— START Records provided —
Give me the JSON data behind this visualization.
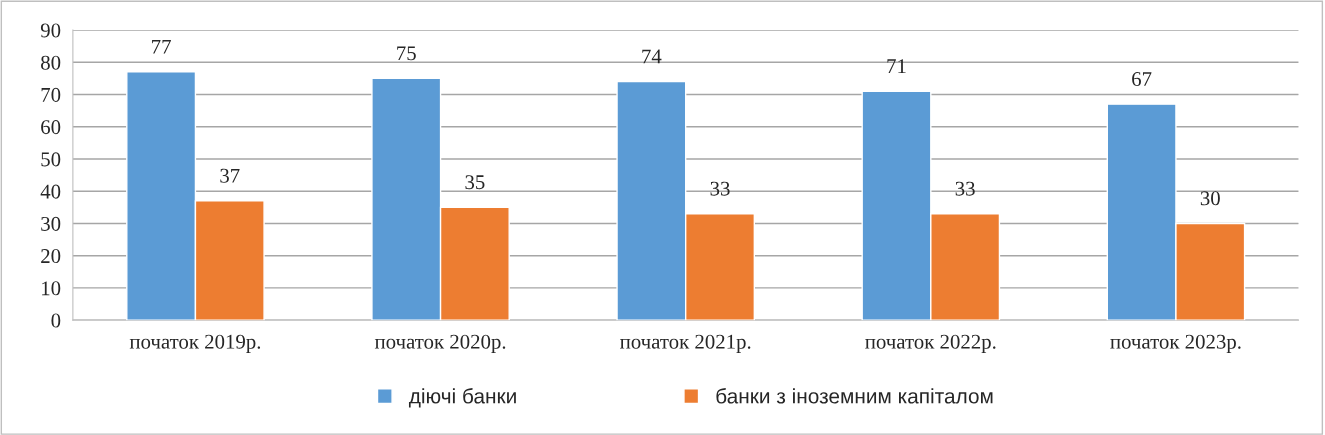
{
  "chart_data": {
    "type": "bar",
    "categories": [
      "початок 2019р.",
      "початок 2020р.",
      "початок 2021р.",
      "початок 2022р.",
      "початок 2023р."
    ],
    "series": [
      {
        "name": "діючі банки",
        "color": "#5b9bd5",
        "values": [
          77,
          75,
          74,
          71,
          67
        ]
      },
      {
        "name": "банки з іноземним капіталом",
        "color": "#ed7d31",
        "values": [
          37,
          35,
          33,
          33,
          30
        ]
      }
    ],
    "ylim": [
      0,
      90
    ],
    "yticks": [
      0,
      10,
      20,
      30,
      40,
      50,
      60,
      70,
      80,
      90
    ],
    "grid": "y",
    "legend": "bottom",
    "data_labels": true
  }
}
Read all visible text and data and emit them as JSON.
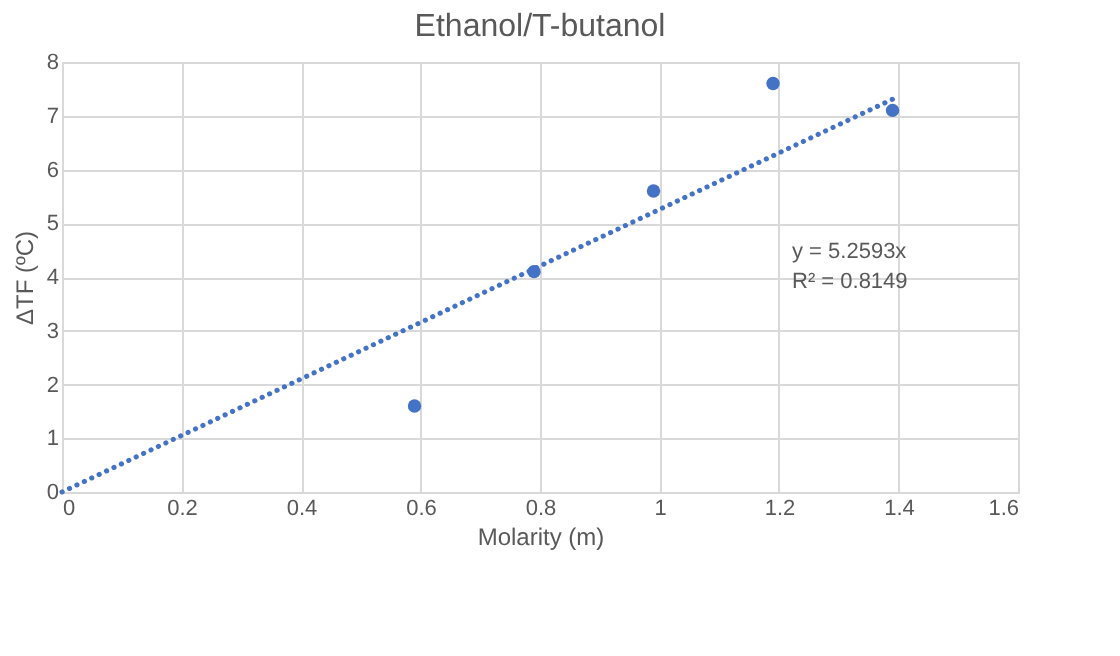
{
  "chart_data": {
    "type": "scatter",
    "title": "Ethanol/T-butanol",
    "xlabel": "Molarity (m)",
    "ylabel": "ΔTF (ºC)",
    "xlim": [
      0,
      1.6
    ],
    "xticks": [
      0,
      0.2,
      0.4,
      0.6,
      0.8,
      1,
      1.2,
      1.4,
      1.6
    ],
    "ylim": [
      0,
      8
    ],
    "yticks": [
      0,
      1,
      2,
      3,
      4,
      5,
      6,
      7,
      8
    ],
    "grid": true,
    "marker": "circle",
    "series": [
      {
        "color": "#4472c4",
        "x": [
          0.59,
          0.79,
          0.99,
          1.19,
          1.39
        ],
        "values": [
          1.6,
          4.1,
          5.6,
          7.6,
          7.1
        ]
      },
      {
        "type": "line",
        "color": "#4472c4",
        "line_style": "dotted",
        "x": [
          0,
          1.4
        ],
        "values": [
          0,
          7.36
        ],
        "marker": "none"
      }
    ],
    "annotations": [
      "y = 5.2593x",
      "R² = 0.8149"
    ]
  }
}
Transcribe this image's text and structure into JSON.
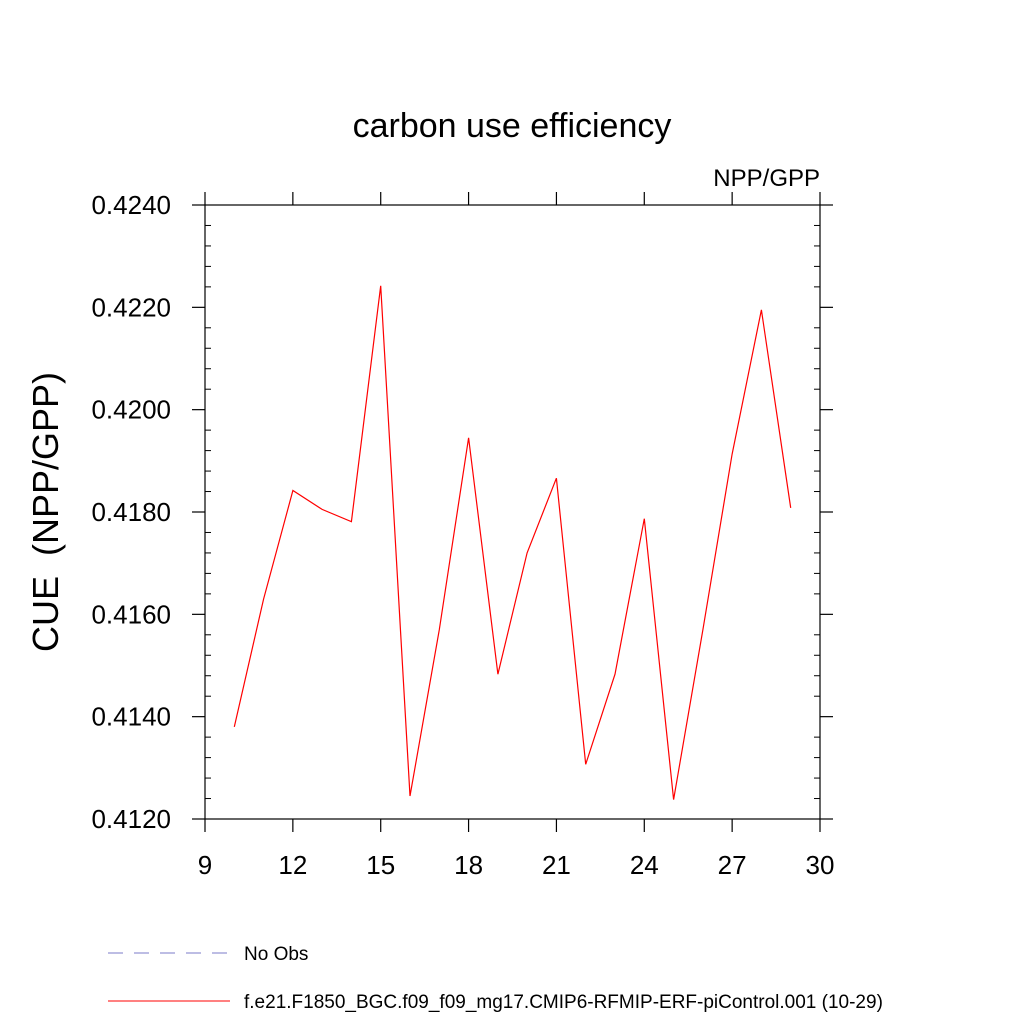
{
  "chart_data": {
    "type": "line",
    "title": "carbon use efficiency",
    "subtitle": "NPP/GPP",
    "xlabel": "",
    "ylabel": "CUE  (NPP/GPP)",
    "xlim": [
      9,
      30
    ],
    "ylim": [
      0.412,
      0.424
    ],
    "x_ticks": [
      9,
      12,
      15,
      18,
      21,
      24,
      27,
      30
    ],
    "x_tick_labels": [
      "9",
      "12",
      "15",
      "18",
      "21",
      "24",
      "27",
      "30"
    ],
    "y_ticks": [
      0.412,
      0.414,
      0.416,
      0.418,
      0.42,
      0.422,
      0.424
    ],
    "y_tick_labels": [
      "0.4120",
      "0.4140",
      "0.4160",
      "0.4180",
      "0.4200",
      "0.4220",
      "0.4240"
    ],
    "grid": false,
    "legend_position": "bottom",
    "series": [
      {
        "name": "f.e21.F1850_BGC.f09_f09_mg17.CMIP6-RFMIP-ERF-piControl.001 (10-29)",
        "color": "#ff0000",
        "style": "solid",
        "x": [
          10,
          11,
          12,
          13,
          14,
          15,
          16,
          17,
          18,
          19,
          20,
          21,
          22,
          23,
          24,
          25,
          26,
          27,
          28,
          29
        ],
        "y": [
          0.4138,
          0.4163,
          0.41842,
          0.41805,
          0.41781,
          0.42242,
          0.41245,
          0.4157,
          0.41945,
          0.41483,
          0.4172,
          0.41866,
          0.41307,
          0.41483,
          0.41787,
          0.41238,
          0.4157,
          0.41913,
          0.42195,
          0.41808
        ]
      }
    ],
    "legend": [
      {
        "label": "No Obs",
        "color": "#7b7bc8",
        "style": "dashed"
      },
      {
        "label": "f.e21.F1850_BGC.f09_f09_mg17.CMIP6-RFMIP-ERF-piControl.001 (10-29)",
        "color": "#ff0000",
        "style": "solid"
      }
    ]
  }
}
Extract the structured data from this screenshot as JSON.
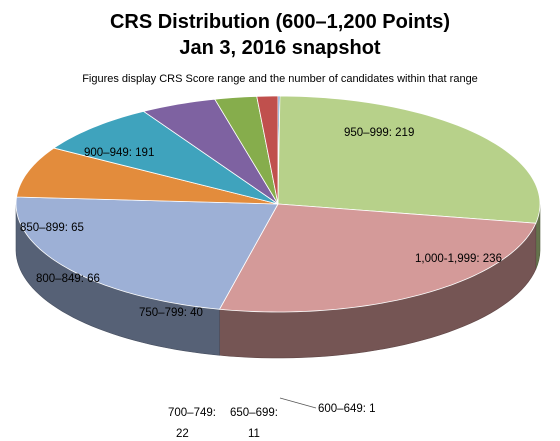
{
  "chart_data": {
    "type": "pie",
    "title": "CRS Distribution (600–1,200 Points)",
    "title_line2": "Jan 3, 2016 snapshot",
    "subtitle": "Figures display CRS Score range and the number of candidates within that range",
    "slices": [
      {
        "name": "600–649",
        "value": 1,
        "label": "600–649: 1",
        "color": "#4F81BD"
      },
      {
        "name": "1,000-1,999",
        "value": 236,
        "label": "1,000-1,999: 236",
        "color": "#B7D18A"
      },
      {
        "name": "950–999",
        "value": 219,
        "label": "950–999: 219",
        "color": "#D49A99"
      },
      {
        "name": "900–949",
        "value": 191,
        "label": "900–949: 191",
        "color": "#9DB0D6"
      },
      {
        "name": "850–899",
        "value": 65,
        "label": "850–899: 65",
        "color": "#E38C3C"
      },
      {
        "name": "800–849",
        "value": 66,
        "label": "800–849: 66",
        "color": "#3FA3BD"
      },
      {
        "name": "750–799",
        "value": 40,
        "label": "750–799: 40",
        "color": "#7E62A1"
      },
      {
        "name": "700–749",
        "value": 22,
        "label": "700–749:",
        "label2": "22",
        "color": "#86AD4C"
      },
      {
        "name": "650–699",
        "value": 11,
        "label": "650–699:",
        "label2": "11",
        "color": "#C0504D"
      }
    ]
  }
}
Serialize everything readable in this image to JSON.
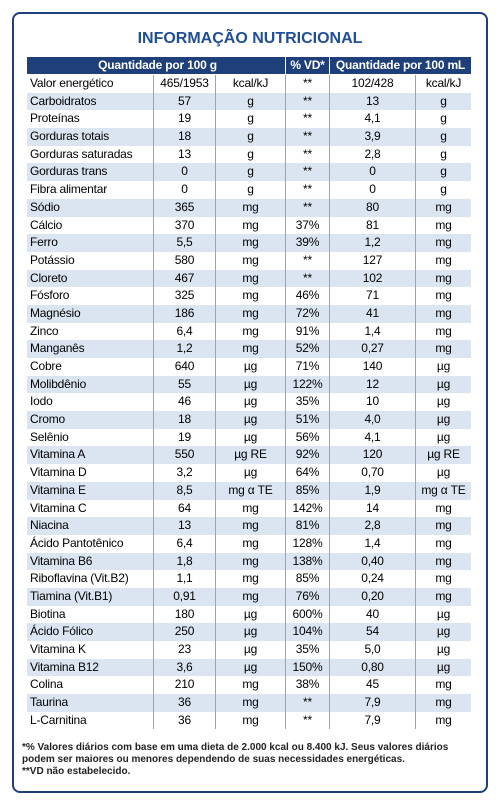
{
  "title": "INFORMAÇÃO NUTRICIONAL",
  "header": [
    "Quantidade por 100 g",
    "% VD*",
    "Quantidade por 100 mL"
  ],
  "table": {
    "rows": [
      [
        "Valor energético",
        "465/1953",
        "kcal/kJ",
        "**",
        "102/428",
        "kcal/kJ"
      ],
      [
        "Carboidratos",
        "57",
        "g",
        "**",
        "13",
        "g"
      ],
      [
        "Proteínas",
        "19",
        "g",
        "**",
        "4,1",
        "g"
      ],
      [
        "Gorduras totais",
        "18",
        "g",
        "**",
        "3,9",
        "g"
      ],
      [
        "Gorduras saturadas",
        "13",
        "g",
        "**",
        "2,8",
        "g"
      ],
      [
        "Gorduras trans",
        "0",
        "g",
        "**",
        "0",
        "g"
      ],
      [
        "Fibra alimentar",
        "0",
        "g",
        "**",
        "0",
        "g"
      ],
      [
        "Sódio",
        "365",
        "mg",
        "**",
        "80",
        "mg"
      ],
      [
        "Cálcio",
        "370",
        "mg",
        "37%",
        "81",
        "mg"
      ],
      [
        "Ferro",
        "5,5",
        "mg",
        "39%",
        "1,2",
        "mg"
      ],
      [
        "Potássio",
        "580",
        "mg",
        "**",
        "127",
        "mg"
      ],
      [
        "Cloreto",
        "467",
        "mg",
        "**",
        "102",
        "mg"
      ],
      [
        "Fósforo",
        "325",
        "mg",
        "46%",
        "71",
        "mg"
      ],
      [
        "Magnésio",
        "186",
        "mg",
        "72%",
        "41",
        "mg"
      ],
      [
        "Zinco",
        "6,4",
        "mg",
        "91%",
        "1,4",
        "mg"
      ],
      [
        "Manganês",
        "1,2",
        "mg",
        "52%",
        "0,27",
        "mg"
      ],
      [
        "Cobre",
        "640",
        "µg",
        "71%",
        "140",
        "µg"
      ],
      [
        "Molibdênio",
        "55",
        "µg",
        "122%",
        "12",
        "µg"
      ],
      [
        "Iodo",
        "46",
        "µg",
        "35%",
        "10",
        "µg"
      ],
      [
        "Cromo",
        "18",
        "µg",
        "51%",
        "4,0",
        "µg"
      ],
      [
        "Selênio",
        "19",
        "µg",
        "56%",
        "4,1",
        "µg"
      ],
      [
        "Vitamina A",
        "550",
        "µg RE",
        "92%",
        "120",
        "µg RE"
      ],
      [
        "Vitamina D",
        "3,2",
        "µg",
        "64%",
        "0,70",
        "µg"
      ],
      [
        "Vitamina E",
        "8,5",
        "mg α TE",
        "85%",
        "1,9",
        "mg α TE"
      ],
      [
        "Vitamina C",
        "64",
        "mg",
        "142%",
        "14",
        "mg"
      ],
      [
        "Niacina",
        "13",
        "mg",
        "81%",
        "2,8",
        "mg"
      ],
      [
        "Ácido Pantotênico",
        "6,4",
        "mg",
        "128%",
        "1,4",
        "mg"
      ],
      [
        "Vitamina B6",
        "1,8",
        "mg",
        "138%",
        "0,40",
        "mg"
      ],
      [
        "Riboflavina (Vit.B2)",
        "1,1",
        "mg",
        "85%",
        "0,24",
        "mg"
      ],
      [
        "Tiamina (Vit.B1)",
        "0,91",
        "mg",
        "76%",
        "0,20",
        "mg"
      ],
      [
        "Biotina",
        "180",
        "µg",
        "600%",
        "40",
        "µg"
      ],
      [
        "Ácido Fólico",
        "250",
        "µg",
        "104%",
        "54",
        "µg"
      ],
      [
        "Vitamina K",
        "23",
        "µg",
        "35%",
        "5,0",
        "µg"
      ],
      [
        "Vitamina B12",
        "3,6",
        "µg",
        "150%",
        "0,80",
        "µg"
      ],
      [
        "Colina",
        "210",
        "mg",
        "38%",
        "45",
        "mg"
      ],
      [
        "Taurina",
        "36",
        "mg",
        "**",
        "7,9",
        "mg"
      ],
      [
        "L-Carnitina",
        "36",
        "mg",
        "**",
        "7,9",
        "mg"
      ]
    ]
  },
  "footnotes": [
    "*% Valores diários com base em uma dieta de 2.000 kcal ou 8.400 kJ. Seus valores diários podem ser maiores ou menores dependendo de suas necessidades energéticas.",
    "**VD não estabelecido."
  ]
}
— END Records provided —
» Written exercise
From the listing above, copy every line that includes the word "type".

» Full output
    "type": "bar",
    "type": "scatter",
        "type": "line",
    "type": "line",
    "type": "pie",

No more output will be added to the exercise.